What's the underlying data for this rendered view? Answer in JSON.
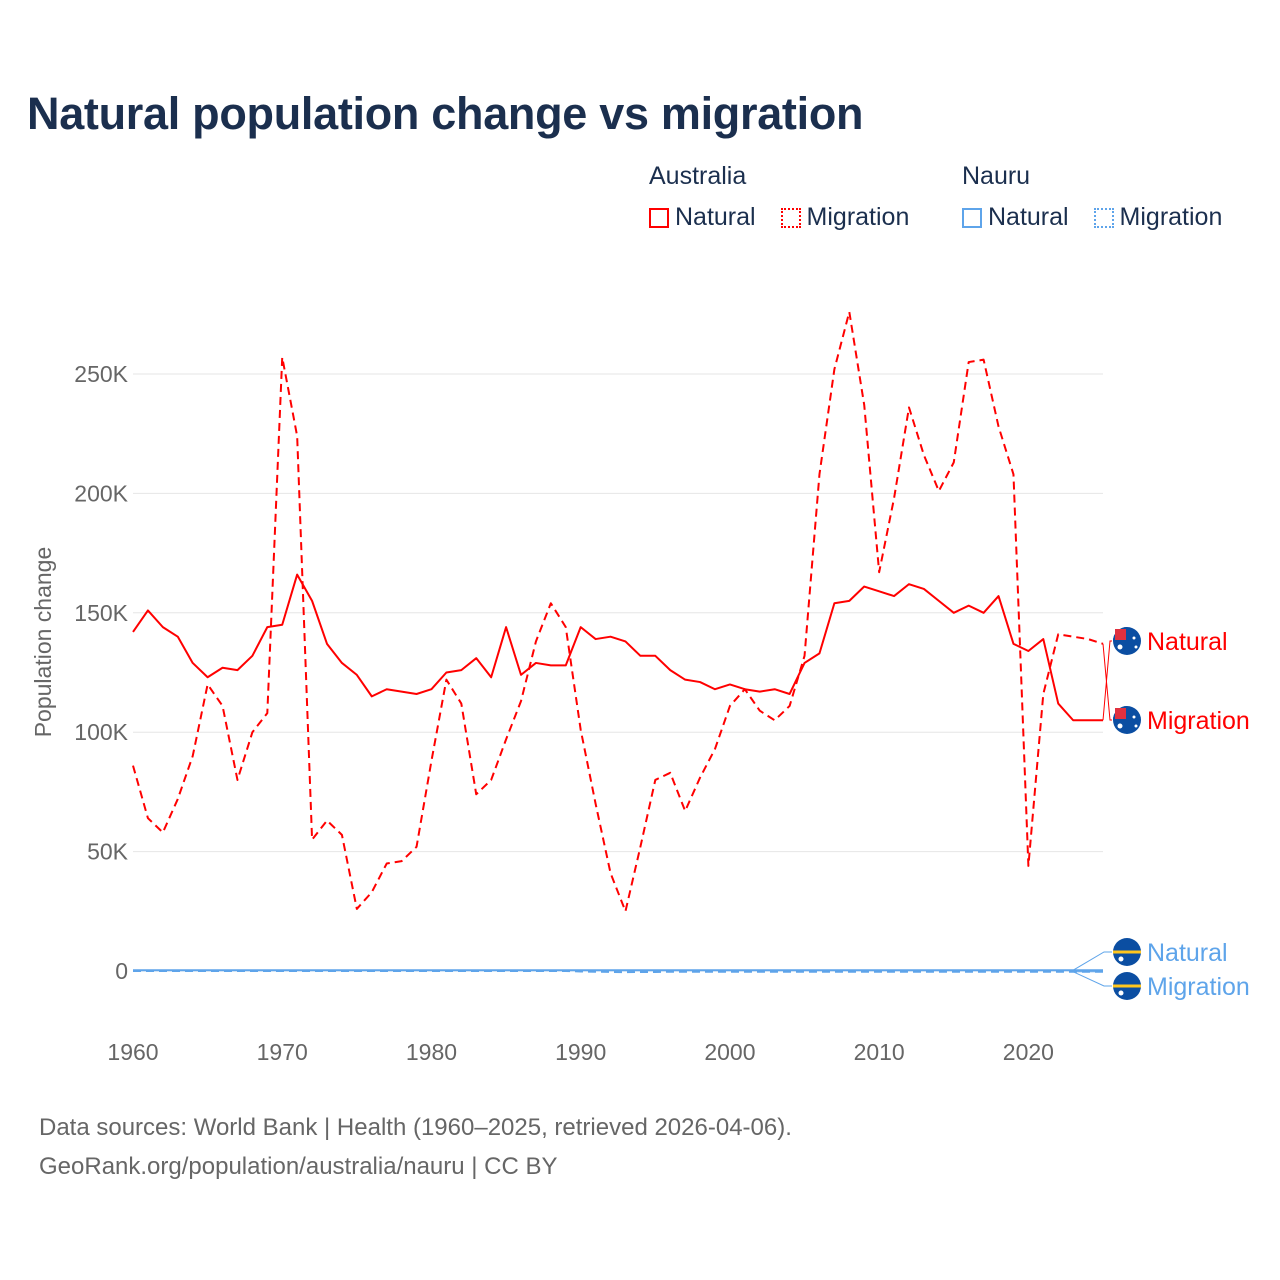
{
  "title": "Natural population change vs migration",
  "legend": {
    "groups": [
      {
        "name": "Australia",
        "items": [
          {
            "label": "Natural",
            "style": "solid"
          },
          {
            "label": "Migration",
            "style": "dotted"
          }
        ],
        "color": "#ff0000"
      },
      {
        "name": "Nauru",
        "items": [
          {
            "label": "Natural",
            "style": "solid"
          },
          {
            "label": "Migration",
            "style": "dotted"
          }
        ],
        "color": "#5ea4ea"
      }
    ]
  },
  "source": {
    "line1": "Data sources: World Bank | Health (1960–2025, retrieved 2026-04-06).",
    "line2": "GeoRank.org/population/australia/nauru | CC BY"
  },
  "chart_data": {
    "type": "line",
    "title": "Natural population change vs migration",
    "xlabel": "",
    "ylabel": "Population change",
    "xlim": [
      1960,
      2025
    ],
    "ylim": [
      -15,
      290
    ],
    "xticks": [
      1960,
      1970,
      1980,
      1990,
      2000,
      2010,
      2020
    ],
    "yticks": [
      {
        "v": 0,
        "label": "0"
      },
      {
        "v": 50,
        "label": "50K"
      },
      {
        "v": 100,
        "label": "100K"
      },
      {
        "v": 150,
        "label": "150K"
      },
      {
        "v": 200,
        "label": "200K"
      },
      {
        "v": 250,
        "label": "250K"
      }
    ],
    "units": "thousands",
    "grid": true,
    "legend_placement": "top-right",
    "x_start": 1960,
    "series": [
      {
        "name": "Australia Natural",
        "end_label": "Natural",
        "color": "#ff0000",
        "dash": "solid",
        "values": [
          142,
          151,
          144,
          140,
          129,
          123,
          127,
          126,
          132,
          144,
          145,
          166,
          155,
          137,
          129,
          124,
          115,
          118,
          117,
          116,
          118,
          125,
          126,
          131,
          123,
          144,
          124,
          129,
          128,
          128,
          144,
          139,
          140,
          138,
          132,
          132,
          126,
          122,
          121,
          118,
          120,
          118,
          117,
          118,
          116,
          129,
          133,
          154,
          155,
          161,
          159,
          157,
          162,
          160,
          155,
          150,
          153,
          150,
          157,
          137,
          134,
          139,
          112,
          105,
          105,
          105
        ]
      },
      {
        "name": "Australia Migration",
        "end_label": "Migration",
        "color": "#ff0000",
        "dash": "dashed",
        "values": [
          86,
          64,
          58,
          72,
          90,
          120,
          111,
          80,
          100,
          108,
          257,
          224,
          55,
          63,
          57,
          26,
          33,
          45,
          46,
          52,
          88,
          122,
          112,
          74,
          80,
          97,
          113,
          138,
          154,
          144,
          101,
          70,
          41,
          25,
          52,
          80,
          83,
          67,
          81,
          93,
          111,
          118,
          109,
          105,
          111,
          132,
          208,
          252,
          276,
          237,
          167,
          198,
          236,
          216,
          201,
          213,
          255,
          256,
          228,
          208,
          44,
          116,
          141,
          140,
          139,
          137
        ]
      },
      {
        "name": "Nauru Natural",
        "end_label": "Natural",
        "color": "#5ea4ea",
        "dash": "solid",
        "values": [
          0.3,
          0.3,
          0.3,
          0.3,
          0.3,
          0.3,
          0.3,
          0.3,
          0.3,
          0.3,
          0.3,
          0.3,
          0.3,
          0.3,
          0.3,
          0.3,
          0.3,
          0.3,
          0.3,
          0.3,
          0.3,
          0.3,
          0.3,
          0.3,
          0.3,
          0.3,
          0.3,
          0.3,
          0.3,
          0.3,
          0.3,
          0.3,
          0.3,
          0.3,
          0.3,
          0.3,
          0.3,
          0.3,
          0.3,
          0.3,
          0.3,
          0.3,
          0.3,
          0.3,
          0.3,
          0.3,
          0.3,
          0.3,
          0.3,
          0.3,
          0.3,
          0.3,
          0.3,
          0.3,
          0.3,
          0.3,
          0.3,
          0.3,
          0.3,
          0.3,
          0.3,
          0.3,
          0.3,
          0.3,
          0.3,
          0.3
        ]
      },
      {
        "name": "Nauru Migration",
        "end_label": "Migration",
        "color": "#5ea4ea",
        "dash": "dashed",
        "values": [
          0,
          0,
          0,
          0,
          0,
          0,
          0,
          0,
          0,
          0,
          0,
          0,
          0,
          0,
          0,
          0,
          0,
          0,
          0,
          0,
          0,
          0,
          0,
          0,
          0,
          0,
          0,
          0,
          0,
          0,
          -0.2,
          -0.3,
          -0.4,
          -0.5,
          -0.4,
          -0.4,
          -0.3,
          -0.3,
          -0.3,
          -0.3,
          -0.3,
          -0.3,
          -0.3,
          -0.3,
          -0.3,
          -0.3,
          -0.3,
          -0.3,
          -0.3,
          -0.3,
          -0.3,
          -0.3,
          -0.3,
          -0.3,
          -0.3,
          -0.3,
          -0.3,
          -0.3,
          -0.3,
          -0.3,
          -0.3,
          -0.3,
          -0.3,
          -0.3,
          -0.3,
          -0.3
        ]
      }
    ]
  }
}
_ _ _ _ _ _ _
WHAT TO WORK ON
Give only the number of lines in the material above that include the word "change".

CORRECT ANSWER
3